Jobs:
1. In the Arctic refuge article, who was largely responsible for Congress approving lease sales in 2017?
2. Please list every person the Arctic refuge article mentions by name.
3. Rewrite the Arctic refuge article starting at "He repeated his" and ending at "way since 2017.", changing "Saudi Arabia" to "Kuwait".
───── Selected extract
Trump always crowns himself the hero of his lie about Arctic refuge oil
When Donald Trump adds a new lie to his act, he repeats it so often word for word that he probably is soon unaware that he is lying. Take for example, his favorite lie about the Arctic National Wildlife Refuge—that it contains more oil than Saudi Arabia.
He repeated his fairy tale while boasting with Elon Musk: “I got ANWR in Alaska approved. Ronald Reagan couldn’t do it. Nobody could do it. Everybody tried. Nobody could do it. I got it approved. The first thing that Biden did was unimprove it to get rid of it. He ended it. His secretary went in and she ended it. And what a disgrace. That’s ANWR. That’s bigger, or they think it could be bigger than Saudi Arabia in Alaska.”
Trump, who has long demonstrated that he has no idea what the letters in ANWR stand for, has been telling this lie in almost the identical way since 2017.
Congress had approved lease sales in 2017, largely because of Sen. Lisa Murkowski, but Trump immediately began to brag that he and he alone had achieved something that Reagan couldn’t accomplish. Inflating ANWR’s oil potential to exceed Saudi Arabia inflated Trump’s ego.
“I really didn’t care about it, and then when I heard that everybody wanted it, for 40 years they’ve been trying to get it approved, I said, ‘Make sure you don’t lose ANWR,’” Trump said in early 2018 at a GOP retreat.
“A friend of mine called up who’s in that world and in that business and said, ‘Is it true that you think about ANWR?’ I said, ‘I think we’re going to get it, you know.’ He said, ‘Are you kidding? That’s the biggest thing, by itself.’ He said, ‘Ronald Reagan and every president has wanted to get ANWR approved.’”
(After that retreat Sen. Dan Sullivan told the Washington Post that Trump knew more about ANWR than he was letting on. The Post report on Feb. 1, 2018 said Sullivan countered Trump’s ANWR tale this way: "No, no, no, look," Sen. Dan Sullivan (R-Alaska) said in an interview after Trump's speech, recalling exactly how he and Sen. Lisa Murkowski (R) made their pitch. ‘We had the opportunity to brief the president last year. It was early, like February or March. Over an hour, in the Oval, you know, that's a lot of time.’"
──────────
───── Data section
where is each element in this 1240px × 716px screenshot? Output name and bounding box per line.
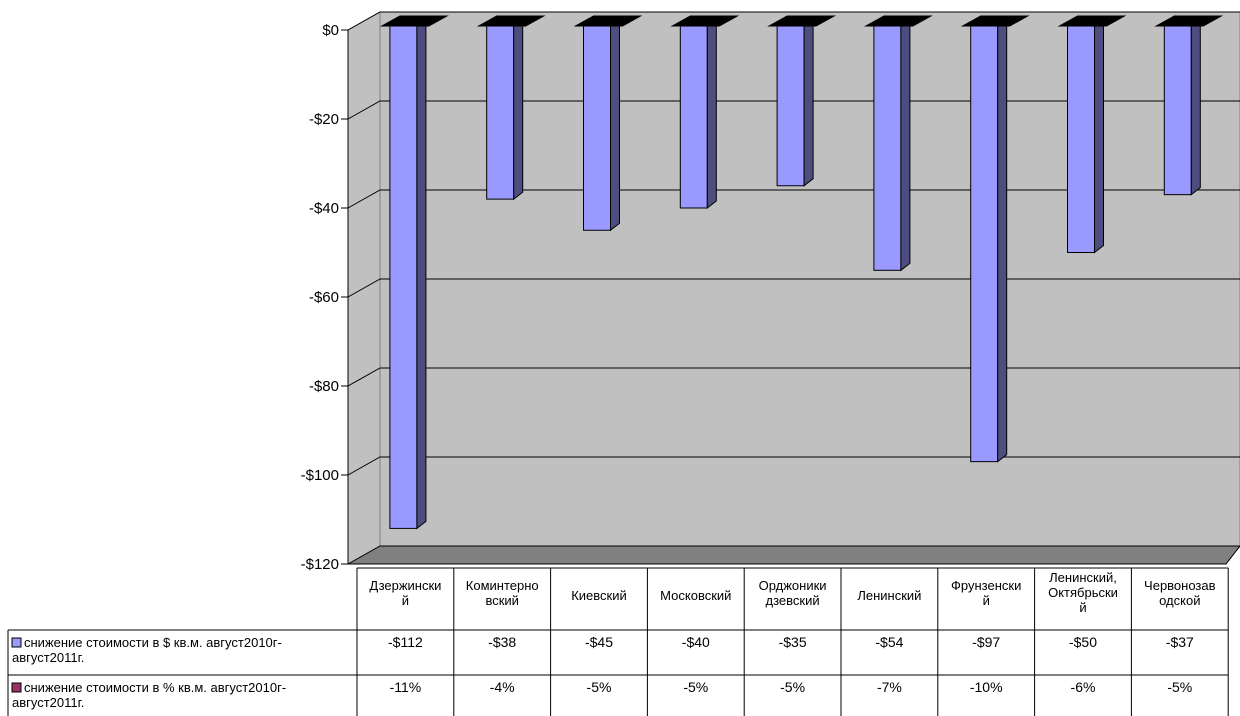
──────────
Answers to each task:
1. Sen. Lisa Murkowski

2. Donald Trump, Elon Musk, Ronald Reagan, Biden, Lisa Murkowski, Dan Sullivan

3.
He repeated his fairy tale while boasting with Elon Musk: “I got ANWR in Alaska approved. Ronald Reagan couldn’t do it. Nobody could do it. Everybody tried. Nobody could do it. I got it approved. The first thing that Biden did was unimprove it to get rid of it. He ended it. His secretary went in and she ended it. And what a disgrace. That’s ANWR. That’s bigger, or they think it could be bigger than Kuwait in Alaska.”
Trump, who has long demonstrated that he has no idea what the letters in ANWR stand for, has been telling this lie in almost the identical way since 2017.